* Raw data *
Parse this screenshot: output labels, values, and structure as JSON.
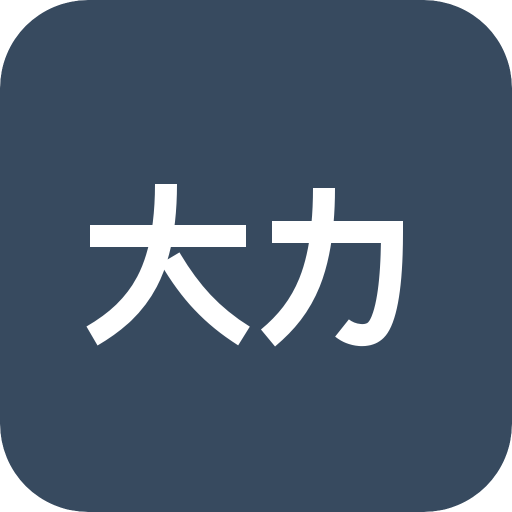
{
  "app_icon": {
    "label": "大力",
    "background_color": "#374A5F",
    "text_color": "#FFFFFF"
  }
}
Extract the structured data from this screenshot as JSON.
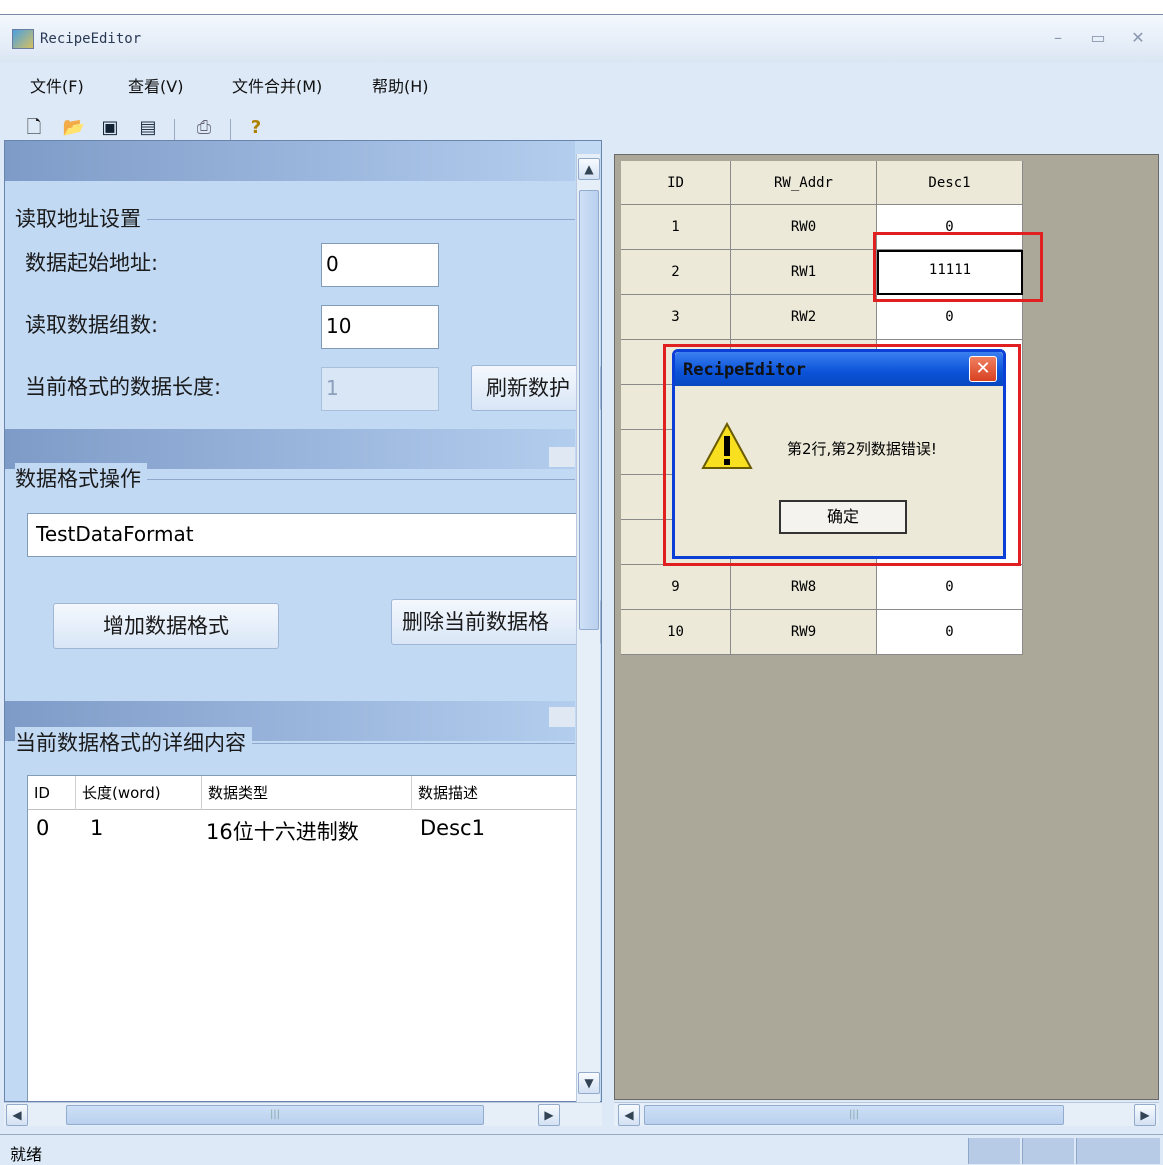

* Aim of the exercise *
Pictures are not part of the copy; reproduce everything else in the records exactly.

* Answer for this exercise *
Parse this screenshot: output labels, values, and structure as JSON.
{
  "app_icon": {
    "label": "大力",
    "background_color": "#374A5F",
    "text_color": "#FFFFFF"
  }
}
Extract the structured data from this screenshot as JSON.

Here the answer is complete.